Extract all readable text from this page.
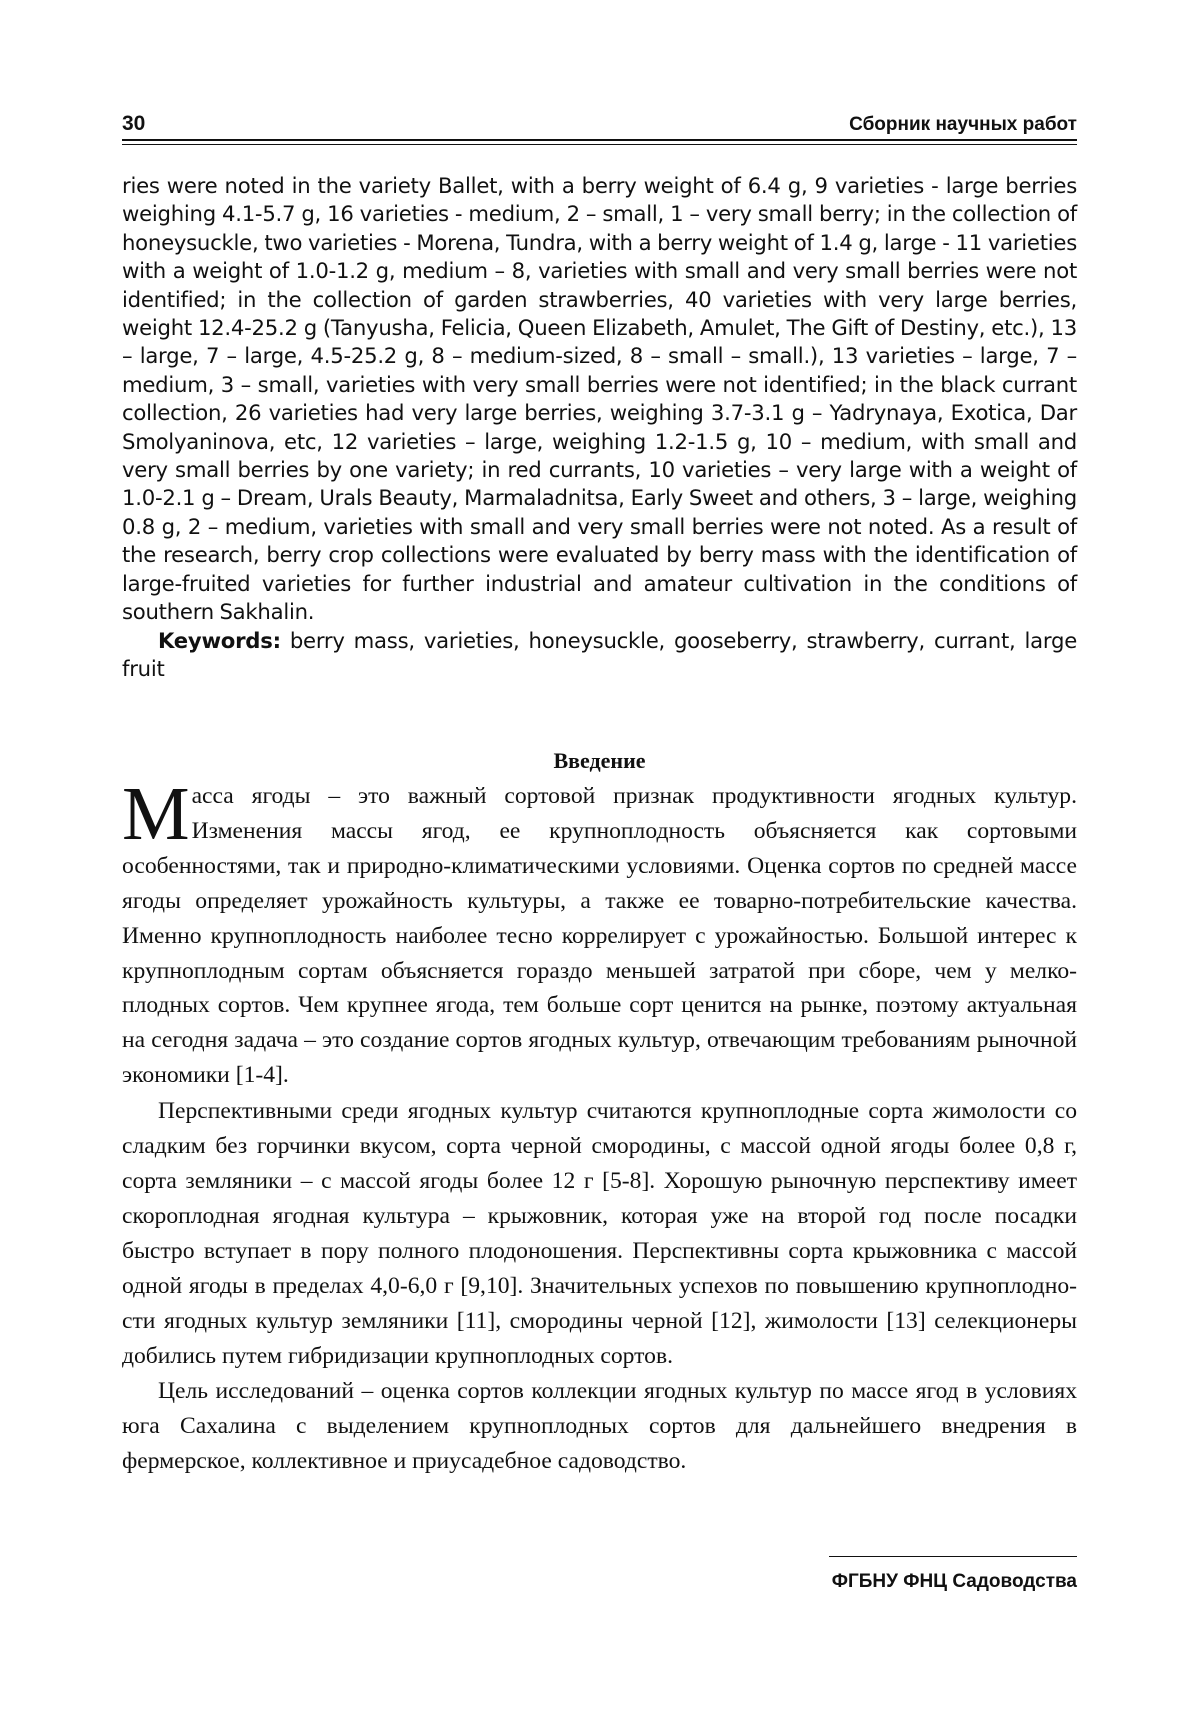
30	Сборник научных работ

ries were noted in the variety Ballet, with a berry weight of 6.4 g, 9 varieties - large berries weighing 4.1-5.7 g, 16 varieties - medium, 2 – small, 1 – very small berry; in the collection of honeysuckle, two varieties - Morena, Tundra, with a berry weight of 1.4 g, large - 11 varieties with a weight of 1.0-1.2 g, medium – 8, varieties with small and very small berries were not identified; in the collection of garden strawberries, 40 varieties with very large berries, weight 12.4-25.2 g (Tanyusha, Felicia, Queen Elizabeth, Amulet, The Gift of Destiny, etc.), 13 – large, 7 – large, 4.5-25.2 g, 8 – medium-sized, 8 – small – small.), 13 varieties – large, 7 – medium, 3 – small, varieties with very small berries were not identified; in the black currant collection, 26 varieties had very large berries, weighing 3.7-3.1 g – Yadrynaya, Exotica, Dar Smolyaninova, etc, 12 varieties – large, weighing 1.2-1.5 g, 10 – medium, with small and very small berries by one variety; in red currants, 10 varieties – very large with a weight of 1.0-2.1 g – Dream, Urals Beauty, Marmaladnitsa, Early Sweet and others, 3 – large, weighing 0.8 g, 2 – medium, varieties with small and very small berries were not noted. As a result of the research, berry crop collections were evaluated by berry mass with the identification of large-fruited varieties for further industrial and amateur cultivation in the conditions of southern Sakhalin.

Keywords: berry mass, varieties, honeysuckle, gooseberry, strawberry, currant, large fruit

Введение

Масса ягоды – это важный сортовой признак продуктивности ягодных культур. Изменения массы ягод, ее крупноплодность объясняется как сортовыми особенностями, так и природно-климатическими условиями. Оценка сортов по средней массе ягоды определяет урожайность культуры, а также ее товарно-потребительские качества. Именно крупноплодность наиболее тесно коррелирует с урожайностью. Большой интерес к крупноплодным сортам объясняется гораздо меньшей затратой при сборе, чем у мелкоплодных сортов. Чем крупнее ягода, тем больше сорт ценится на рынке, поэтому актуальная на сегодня задача – это создание сортов ягодных культур, отвечающим требованиям рыночной экономики [1-4].

Перспективными среди ягодных культур считаются крупноплодные сорта жимолости со сладким без горчинки вкусом, сорта черной смородины, с массой одной ягоды более 0,8 г, сорта земляники – с массой ягоды более 12 г [5-8]. Хорошую рыночную перспективу имеет скороплодная ягодная культура – крыжовник, которая уже на второй год после посадки быстро вступает в пору полного плодоношения. Перспективны сорта крыжовника с массой одной ягоды в пределах 4,0-6,0 г [9,10]. Значительных успехов по повышению крупноплодности ягодных культур земляники [11], смородины черной [12], жимолости [13] селекционеры добились путем гибридизации крупноплодных сортов.

Цель исследований – оценка сортов коллекции ягодных культур по массе ягод в условиях юга Сахалина с выделением крупноплодных сортов для дальнейшего внедрения в фермерское, коллективное и приусадебное садоводство.

ФГБНУ ФНЦ Садоводства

───

> **Description of the task**
Transcribe the records above verbatim. Do not carry over any picture.

> **Result of the task**
Extract all readable text from this page.
30	Сборник научных работ

ries were noted in the variety Ballet, with a berry weight of 6.4 g, 9 varieties - large berries weighing 4.1-5.7 g, 16 varieties - medium, 2 – small, 1 – very small berry; in the collection of honeysuckle, two varieties - Morena, Tundra, with a berry weight of 1.4 g, large - 11 varieties with a weight of 1.0-1.2 g, medium – 8, varieties with small and very small berries were not identified; in the collection of garden strawberries, 40 varieties with very large berries, weight 12.4-25.2 g (Tanyusha, Felicia, Queen Elizabeth, Amulet, The Gift of Destiny, etc.), 13 – large, 7 – large, 4.5-25.2 g, 8 – medium-sized, 8 – small – small.), 13 varieties – large, 7 – medium, 3 – small, varieties with very small berries were not identified; in the black currant collection, 26 varieties had very large berries, weighing 3.7-3.1 g – Yadrynaya, Exotica, Dar Smolyaninova, etc, 12 varieties – large, weighing 1.2-1.5 g, 10 – medium, with small and very small berries by one variety; in red currants, 10 varieties – very large with a weight of 1.0-2.1 g – Dream, Urals Beauty, Marmaladnitsa, Early Sweet and others, 3 – large, weighing 0.8 g, 2 – medium, varieties with small and very small berries were not noted. As a result of the research, berry crop collections were evaluated by berry mass with the identification of large-fruited varieties for further industrial and amateur cultivation in the conditions of southern Sakhalin.

Keywords: berry mass, varieties, honeysuckle, gooseberry, strawberry, currant, large fruit

Введение

Масса ягоды – это важный сортовой признак продуктивности ягодных культур. Изменения массы ягод, ее крупноплодность объясняется как сортовыми особенностями, так и природно-климатическими условиями. Оценка сортов по средней массе ягоды определяет урожайность культуры, а также ее товарно-потребительские качества. Именно крупноплодность наиболее тесно коррелирует с урожайностью. Большой интерес к крупноплодным сортам объясняется гораздо меньшей затратой при сборе, чем у мелкоплодных сортов. Чем крупнее ягода, тем больше сорт ценится на рынке, поэтому актуальная на сегодня задача – это создание сортов ягодных культур, отвечающим требованиям рыночной экономики [1-4].

Перспективными среди ягодных культур считаются крупноплодные сорта жимолости со сладким без горчинки вкусом, сорта черной смородины, с массой одной ягоды более 0,8 г, сорта земляники – с массой ягоды более 12 г [5-8]. Хорошую рыночную перспективу имеет скороплодная ягодная культура – крыжовник, которая уже на второй год после посадки быстро вступает в пору полного плодоношения. Перспективны сорта крыжовника с массой одной ягоды в пределах 4,0-6,0 г [9,10]. Значительных успехов по повышению крупноплодности ягодных культур земляники [11], смородины черной [12], жимолости [13] селекционеры добились путем гибридизации крупноплодных сортов.

Цель исследований – оценка сортов коллекции ягодных культур по массе ягод в условиях юга Сахалина с выделением крупноплодных сортов для дальнейшего внедрения в фермерское, коллективное и приусадебное садоводство.

ФГБНУ ФНЦ Садоводства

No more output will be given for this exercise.